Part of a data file
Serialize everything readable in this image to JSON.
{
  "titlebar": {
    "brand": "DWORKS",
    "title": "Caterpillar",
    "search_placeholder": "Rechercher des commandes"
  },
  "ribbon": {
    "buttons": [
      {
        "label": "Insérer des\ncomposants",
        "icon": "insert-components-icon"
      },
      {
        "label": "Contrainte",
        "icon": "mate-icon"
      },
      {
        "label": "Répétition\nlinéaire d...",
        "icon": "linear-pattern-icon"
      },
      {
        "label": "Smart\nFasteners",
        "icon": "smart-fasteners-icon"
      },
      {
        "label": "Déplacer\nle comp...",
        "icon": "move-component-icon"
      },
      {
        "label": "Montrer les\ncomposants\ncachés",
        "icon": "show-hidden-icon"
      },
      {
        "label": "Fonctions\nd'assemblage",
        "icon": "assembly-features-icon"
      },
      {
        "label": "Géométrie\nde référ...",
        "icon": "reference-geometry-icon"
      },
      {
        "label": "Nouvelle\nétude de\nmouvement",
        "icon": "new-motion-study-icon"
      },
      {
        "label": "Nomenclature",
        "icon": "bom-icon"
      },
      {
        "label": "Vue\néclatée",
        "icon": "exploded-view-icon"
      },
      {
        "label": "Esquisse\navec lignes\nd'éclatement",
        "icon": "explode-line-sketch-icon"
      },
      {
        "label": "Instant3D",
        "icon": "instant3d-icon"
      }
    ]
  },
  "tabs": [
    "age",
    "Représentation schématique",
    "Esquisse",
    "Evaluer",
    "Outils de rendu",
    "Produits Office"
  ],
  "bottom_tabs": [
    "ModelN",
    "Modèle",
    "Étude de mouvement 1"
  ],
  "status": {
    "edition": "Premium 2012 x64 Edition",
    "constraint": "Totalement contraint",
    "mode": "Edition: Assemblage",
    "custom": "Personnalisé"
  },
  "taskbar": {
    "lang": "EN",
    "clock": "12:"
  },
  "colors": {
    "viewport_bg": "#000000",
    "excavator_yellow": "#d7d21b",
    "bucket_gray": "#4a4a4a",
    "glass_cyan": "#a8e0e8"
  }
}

* [EXERCISE TASK] Take the entries above and transcribe them exactly.

* [EXPECTED ANSWER]
Serialize everything readable in this image to JSON.
{
  "titlebar": {
    "brand": "DWORKS",
    "title": "Caterpillar",
    "search_placeholder": "Rechercher des commandes"
  },
  "ribbon": {
    "buttons": [
      {
        "label": "Insérer des\ncomposants",
        "icon": "insert-components-icon"
      },
      {
        "label": "Contrainte",
        "icon": "mate-icon"
      },
      {
        "label": "Répétition\nlinéaire d...",
        "icon": "linear-pattern-icon"
      },
      {
        "label": "Smart\nFasteners",
        "icon": "smart-fasteners-icon"
      },
      {
        "label": "Déplacer\nle comp...",
        "icon": "move-component-icon"
      },
      {
        "label": "Montrer les\ncomposants\ncachés",
        "icon": "show-hidden-icon"
      },
      {
        "label": "Fonctions\nd'assemblage",
        "icon": "assembly-features-icon"
      },
      {
        "label": "Géométrie\nde référ...",
        "icon": "reference-geometry-icon"
      },
      {
        "label": "Nouvelle\nétude de\nmouvement",
        "icon": "new-motion-study-icon"
      },
      {
        "label": "Nomenclature",
        "icon": "bom-icon"
      },
      {
        "label": "Vue\néclatée",
        "icon": "exploded-view-icon"
      },
      {
        "label": "Esquisse\navec lignes\nd'éclatement",
        "icon": "explode-line-sketch-icon"
      },
      {
        "label": "Instant3D",
        "icon": "instant3d-icon"
      }
    ]
  },
  "tabs": [
    "age",
    "Représentation schématique",
    "Esquisse",
    "Evaluer",
    "Outils de rendu",
    "Produits Office"
  ],
  "bottom_tabs": [
    "ModelN",
    "Modèle",
    "Étude de mouvement 1"
  ],
  "status": {
    "edition": "Premium 2012 x64 Edition",
    "constraint": "Totalement contraint",
    "mode": "Edition: Assemblage",
    "custom": "Personnalisé"
  },
  "taskbar": {
    "lang": "EN",
    "clock": "12:"
  },
  "colors": {
    "viewport_bg": "#000000",
    "excavator_yellow": "#d7d21b",
    "bucket_gray": "#4a4a4a",
    "glass_cyan": "#a8e0e8"
  }
}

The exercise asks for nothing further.